What is expected - Using the data below, copy each line that includes the word "Глава".

━━ Extracted information

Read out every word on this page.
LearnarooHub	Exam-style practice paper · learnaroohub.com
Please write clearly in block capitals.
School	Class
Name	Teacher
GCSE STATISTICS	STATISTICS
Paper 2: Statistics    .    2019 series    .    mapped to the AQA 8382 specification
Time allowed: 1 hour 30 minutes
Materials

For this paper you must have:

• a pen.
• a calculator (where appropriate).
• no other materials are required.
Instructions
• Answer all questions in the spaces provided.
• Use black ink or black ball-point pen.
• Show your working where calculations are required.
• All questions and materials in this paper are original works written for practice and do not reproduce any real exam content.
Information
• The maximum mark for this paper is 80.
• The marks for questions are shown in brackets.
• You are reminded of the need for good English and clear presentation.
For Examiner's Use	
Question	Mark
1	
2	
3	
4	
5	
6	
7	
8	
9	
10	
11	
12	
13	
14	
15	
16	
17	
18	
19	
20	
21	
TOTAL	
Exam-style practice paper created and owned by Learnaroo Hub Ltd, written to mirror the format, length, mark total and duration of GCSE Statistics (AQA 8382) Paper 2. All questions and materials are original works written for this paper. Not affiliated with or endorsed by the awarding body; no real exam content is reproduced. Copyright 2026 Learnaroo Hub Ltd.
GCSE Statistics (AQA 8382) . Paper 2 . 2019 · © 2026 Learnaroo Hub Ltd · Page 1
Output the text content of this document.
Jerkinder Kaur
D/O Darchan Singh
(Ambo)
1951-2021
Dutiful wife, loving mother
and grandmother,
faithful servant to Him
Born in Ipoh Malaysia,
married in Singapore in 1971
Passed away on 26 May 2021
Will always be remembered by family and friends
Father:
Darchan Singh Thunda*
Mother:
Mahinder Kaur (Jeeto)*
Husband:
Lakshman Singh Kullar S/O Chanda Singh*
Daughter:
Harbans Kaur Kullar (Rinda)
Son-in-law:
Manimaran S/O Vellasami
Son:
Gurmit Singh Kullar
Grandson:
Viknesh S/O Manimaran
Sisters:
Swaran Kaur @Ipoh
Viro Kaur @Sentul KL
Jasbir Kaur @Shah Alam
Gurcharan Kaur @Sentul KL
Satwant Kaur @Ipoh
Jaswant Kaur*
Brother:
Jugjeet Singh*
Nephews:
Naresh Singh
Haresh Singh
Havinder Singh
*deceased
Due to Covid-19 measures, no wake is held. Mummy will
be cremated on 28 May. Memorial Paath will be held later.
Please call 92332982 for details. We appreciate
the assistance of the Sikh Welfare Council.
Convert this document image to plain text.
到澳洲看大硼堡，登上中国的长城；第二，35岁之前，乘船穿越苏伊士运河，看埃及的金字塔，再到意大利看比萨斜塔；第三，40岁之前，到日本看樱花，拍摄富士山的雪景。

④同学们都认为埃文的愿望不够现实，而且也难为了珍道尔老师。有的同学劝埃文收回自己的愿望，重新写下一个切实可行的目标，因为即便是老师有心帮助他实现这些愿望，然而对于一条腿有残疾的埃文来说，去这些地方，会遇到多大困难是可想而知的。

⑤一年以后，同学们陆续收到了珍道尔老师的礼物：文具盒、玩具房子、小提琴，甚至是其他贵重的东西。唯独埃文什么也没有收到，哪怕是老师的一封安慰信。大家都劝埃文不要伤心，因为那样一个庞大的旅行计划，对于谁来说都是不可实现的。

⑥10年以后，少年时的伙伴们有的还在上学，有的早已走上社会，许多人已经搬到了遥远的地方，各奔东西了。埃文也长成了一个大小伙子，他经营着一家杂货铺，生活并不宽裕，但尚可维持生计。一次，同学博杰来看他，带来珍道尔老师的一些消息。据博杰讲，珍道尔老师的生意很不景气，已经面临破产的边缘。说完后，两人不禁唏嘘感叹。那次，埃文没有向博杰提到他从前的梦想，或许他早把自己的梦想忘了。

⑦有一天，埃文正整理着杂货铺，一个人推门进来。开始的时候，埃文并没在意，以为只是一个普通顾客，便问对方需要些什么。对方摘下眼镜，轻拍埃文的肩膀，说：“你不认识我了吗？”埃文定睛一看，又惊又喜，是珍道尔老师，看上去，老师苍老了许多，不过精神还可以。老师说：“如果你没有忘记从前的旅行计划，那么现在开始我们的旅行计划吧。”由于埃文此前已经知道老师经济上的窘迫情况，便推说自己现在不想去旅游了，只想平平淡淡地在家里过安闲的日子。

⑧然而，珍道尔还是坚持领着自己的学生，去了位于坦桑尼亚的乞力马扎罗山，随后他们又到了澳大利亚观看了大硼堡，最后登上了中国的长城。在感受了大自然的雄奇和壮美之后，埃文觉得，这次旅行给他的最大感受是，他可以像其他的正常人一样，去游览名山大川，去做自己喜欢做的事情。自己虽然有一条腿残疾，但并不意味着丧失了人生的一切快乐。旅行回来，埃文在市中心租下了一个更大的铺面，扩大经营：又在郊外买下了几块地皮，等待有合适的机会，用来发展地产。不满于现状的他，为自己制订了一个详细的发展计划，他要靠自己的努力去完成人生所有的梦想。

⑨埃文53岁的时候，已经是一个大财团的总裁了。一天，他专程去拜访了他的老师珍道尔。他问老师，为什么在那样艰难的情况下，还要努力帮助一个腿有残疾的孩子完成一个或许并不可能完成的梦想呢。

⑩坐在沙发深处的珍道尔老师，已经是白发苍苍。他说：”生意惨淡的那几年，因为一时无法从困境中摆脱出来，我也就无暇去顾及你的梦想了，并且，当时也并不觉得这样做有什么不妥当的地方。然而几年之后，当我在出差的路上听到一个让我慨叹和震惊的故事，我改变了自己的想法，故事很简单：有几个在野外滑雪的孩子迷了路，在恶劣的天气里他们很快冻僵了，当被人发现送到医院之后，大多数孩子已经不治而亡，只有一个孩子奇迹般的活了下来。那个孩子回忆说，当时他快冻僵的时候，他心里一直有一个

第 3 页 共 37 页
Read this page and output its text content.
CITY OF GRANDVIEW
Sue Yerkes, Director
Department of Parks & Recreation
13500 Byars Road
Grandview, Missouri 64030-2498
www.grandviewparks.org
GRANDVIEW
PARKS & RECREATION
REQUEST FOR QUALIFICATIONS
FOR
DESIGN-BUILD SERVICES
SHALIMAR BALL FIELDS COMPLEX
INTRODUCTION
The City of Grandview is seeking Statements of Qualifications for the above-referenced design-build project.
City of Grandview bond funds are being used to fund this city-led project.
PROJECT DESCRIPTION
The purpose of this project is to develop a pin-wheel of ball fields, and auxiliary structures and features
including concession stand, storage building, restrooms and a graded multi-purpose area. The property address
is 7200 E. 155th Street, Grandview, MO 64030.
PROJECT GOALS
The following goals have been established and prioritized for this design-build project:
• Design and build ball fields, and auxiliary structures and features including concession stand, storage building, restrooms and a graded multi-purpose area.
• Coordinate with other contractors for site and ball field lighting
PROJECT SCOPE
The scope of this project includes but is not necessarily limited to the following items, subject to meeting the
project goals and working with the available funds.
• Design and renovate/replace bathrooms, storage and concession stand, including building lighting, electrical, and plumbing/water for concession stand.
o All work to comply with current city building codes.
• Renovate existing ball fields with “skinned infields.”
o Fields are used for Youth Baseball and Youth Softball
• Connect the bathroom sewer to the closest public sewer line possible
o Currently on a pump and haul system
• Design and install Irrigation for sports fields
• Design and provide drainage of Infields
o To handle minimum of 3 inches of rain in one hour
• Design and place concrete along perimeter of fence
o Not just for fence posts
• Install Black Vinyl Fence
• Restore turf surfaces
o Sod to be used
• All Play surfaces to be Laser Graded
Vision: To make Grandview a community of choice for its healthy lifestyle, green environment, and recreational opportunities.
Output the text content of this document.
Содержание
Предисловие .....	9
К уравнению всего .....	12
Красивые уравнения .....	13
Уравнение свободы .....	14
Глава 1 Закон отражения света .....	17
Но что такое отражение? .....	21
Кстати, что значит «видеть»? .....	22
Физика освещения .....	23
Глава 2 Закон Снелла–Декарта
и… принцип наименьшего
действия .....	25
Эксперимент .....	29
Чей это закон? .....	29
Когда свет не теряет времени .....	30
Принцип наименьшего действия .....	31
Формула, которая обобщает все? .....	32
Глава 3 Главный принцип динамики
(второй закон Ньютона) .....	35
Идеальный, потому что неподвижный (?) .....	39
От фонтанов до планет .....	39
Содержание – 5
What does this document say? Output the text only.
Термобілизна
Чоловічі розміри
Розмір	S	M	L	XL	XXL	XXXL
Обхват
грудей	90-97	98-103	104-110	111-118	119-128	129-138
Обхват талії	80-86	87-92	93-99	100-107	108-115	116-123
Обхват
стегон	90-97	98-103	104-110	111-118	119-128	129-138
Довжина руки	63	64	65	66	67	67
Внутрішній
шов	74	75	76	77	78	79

━━━━

Solution to this exercise -
Глава 1 Закон отражения света .....	17
Глава 2 Закон Снелла–Декарта
Глава 3 Главный принцип динамики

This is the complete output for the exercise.